» **Challenge**
Reproduce all the lines exactly as they stand, apart from the pictures.

Figure record extracts
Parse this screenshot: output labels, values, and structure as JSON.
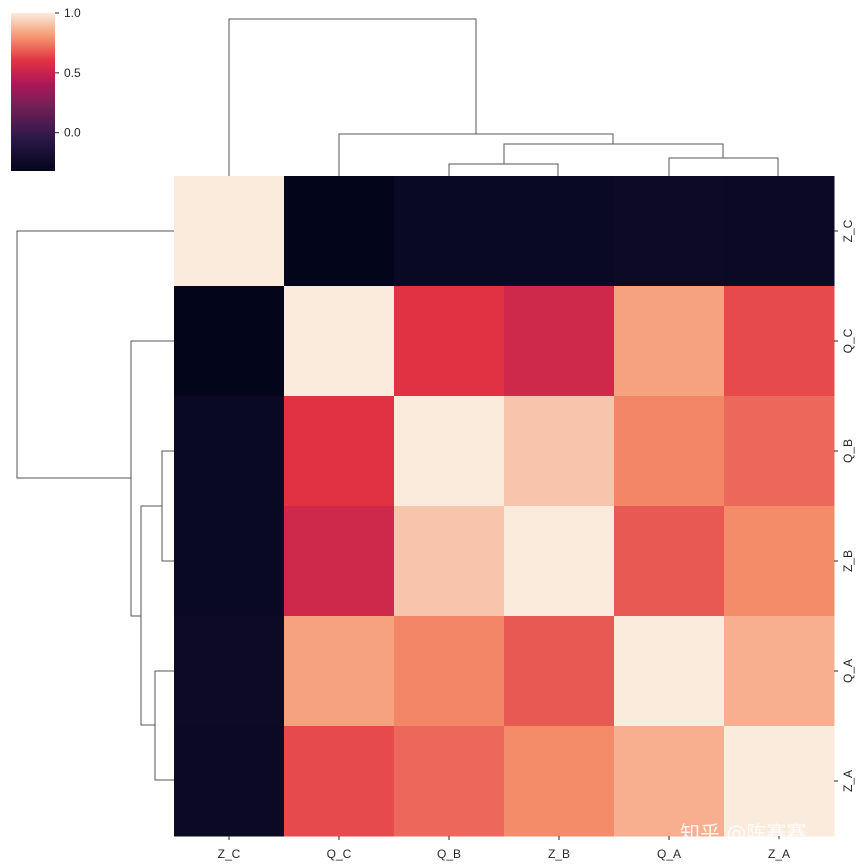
{
  "chart_data": {
    "type": "heatmap",
    "variant": "clustermap",
    "labels": [
      "Z_C",
      "Q_C",
      "Q_B",
      "Z_B",
      "Q_A",
      "Z_A"
    ],
    "matrix": [
      [
        1.0,
        -0.32,
        -0.27,
        -0.27,
        -0.25,
        -0.26
      ],
      [
        -0.32,
        1.0,
        0.6,
        0.53,
        0.83,
        0.65
      ],
      [
        -0.27,
        0.6,
        1.0,
        0.91,
        0.77,
        0.71
      ],
      [
        -0.27,
        0.53,
        0.91,
        1.0,
        0.68,
        0.78
      ],
      [
        -0.25,
        0.83,
        0.77,
        0.68,
        1.0,
        0.86
      ],
      [
        -0.26,
        0.65,
        0.71,
        0.78,
        0.86,
        1.0
      ]
    ],
    "colorbar": {
      "colormap": "rocket",
      "vmin": -0.32,
      "vmax": 1.0,
      "ticks": [
        1.0,
        0.5,
        0.0
      ],
      "tick_labels": [
        "1.0",
        "0.5",
        "0.0"
      ]
    },
    "row_dendrogram": true,
    "col_dendrogram": true,
    "grid": false
  },
  "watermark": "知乎 @陈赛赛"
}
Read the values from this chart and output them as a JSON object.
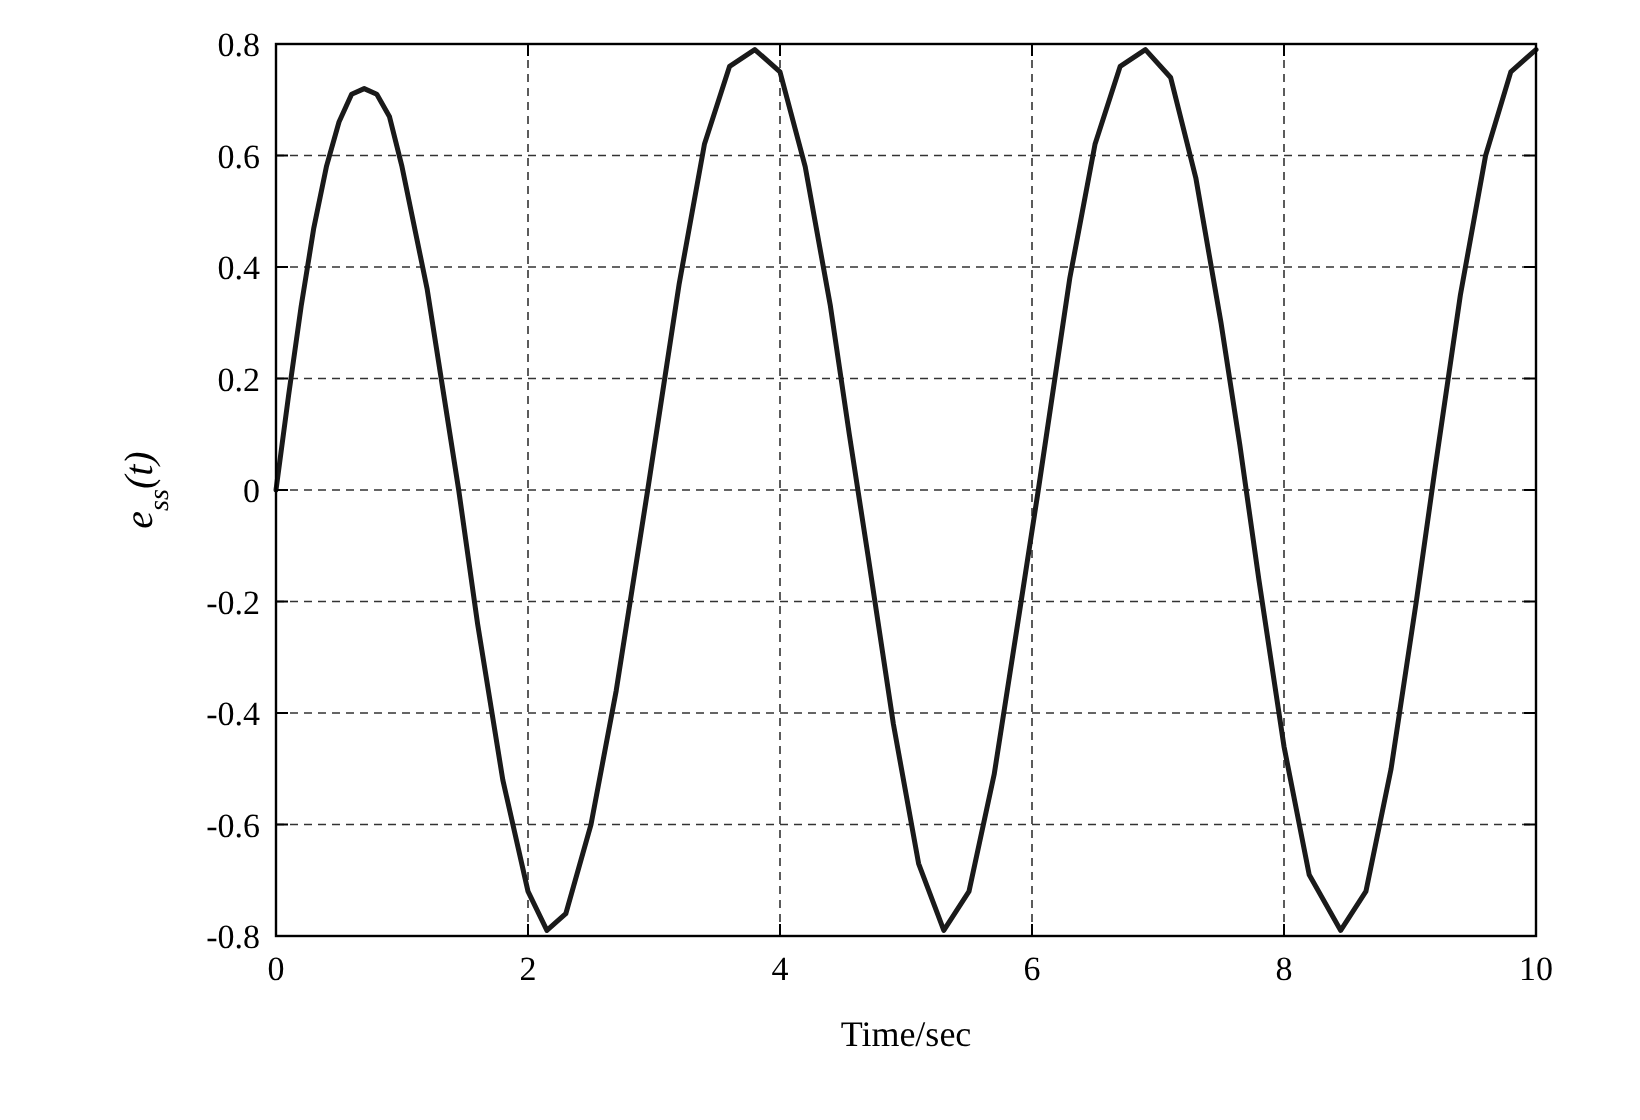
{
  "chart_data": {
    "type": "line",
    "xlabel": "Time/sec",
    "ylabel": "e$_{ss}$(t)",
    "xlim": [
      0,
      10
    ],
    "ylim": [
      -0.8,
      0.8
    ],
    "xticks": [
      0,
      2,
      4,
      6,
      8,
      10
    ],
    "yticks": [
      -0.8,
      -0.6,
      -0.4,
      -0.2,
      0,
      0.2,
      0.4,
      0.6,
      0.8
    ],
    "grid": true,
    "line_style": "solid",
    "x": [
      0,
      0.1,
      0.2,
      0.3,
      0.4,
      0.5,
      0.6,
      0.7,
      0.8,
      0.9,
      1.0,
      1.2,
      1.45,
      1.6,
      1.8,
      2.0,
      2.15,
      2.3,
      2.5,
      2.7,
      2.95,
      3.2,
      3.4,
      3.6,
      3.8,
      4.0,
      4.2,
      4.4,
      4.55,
      4.7,
      4.9,
      5.1,
      5.3,
      5.5,
      5.7,
      5.9,
      6.05,
      6.3,
      6.5,
      6.7,
      6.9,
      7.1,
      7.3,
      7.5,
      7.65,
      7.8,
      8.0,
      8.2,
      8.45,
      8.65,
      8.85,
      9.05,
      9.2,
      9.4,
      9.6,
      9.8,
      10
    ],
    "series": [
      {
        "color": "#1a1a1a",
        "values": [
          0,
          0.17,
          0.33,
          0.47,
          0.58,
          0.66,
          0.71,
          0.72,
          0.71,
          0.67,
          0.58,
          0.36,
          0.0,
          -0.24,
          -0.52,
          -0.72,
          -0.79,
          -0.76,
          -0.6,
          -0.36,
          0.0,
          0.37,
          0.62,
          0.76,
          0.79,
          0.75,
          0.58,
          0.33,
          0.1,
          -0.12,
          -0.42,
          -0.67,
          -0.79,
          -0.72,
          -0.51,
          -0.22,
          0.0,
          0.38,
          0.62,
          0.76,
          0.79,
          0.74,
          0.56,
          0.3,
          0.08,
          -0.16,
          -0.46,
          -0.69,
          -0.79,
          -0.72,
          -0.5,
          -0.2,
          0.04,
          0.35,
          0.6,
          0.75,
          0.79
        ]
      }
    ]
  }
}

» **Written answer**
Parse this screenshot: output labels, values, and structure as JSON.
{
  "chart_data": {
    "type": "heatmap",
    "variant": "clustermap",
    "labels": [
      "Z_C",
      "Q_C",
      "Q_B",
      "Z_B",
      "Q_A",
      "Z_A"
    ],
    "matrix": [
      [
        1.0,
        -0.32,
        -0.27,
        -0.27,
        -0.25,
        -0.26
      ],
      [
        -0.32,
        1.0,
        0.6,
        0.53,
        0.83,
        0.65
      ],
      [
        -0.27,
        0.6,
        1.0,
        0.91,
        0.77,
        0.71
      ],
      [
        -0.27,
        0.53,
        0.91,
        1.0,
        0.68,
        0.78
      ],
      [
        -0.25,
        0.83,
        0.77,
        0.68,
        1.0,
        0.86
      ],
      [
        -0.26,
        0.65,
        0.71,
        0.78,
        0.86,
        1.0
      ]
    ],
    "colorbar": {
      "colormap": "rocket",
      "vmin": -0.32,
      "vmax": 1.0,
      "ticks": [
        1.0,
        0.5,
        0.0
      ],
      "tick_labels": [
        "1.0",
        "0.5",
        "0.0"
      ]
    },
    "row_dendrogram": true,
    "col_dendrogram": true,
    "grid": false
  },
  "watermark": "知乎 @陈赛赛"
}
Read the values from this chart and output them as a JSON object.
{
  "chart_data": {
    "type": "line",
    "xlabel": "Time/sec",
    "ylabel": "e$_{ss}$(t)",
    "xlim": [
      0,
      10
    ],
    "ylim": [
      -0.8,
      0.8
    ],
    "xticks": [
      0,
      2,
      4,
      6,
      8,
      10
    ],
    "yticks": [
      -0.8,
      -0.6,
      -0.4,
      -0.2,
      0,
      0.2,
      0.4,
      0.6,
      0.8
    ],
    "grid": true,
    "line_style": "solid",
    "x": [
      0,
      0.1,
      0.2,
      0.3,
      0.4,
      0.5,
      0.6,
      0.7,
      0.8,
      0.9,
      1.0,
      1.2,
      1.45,
      1.6,
      1.8,
      2.0,
      2.15,
      2.3,
      2.5,
      2.7,
      2.95,
      3.2,
      3.4,
      3.6,
      3.8,
      4.0,
      4.2,
      4.4,
      4.55,
      4.7,
      4.9,
      5.1,
      5.3,
      5.5,
      5.7,
      5.9,
      6.05,
      6.3,
      6.5,
      6.7,
      6.9,
      7.1,
      7.3,
      7.5,
      7.65,
      7.8,
      8.0,
      8.2,
      8.45,
      8.65,
      8.85,
      9.05,
      9.2,
      9.4,
      9.6,
      9.8,
      10
    ],
    "series": [
      {
        "color": "#1a1a1a",
        "values": [
          0,
          0.17,
          0.33,
          0.47,
          0.58,
          0.66,
          0.71,
          0.72,
          0.71,
          0.67,
          0.58,
          0.36,
          0.0,
          -0.24,
          -0.52,
          -0.72,
          -0.79,
          -0.76,
          -0.6,
          -0.36,
          0.0,
          0.37,
          0.62,
          0.76,
          0.79,
          0.75,
          0.58,
          0.33,
          0.1,
          -0.12,
          -0.42,
          -0.67,
          -0.79,
          -0.72,
          -0.51,
          -0.22,
          0.0,
          0.38,
          0.62,
          0.76,
          0.79,
          0.74,
          0.56,
          0.3,
          0.08,
          -0.16,
          -0.46,
          -0.69,
          -0.79,
          -0.72,
          -0.5,
          -0.2,
          0.04,
          0.35,
          0.6,
          0.75,
          0.79
        ]
      }
    ]
  }
}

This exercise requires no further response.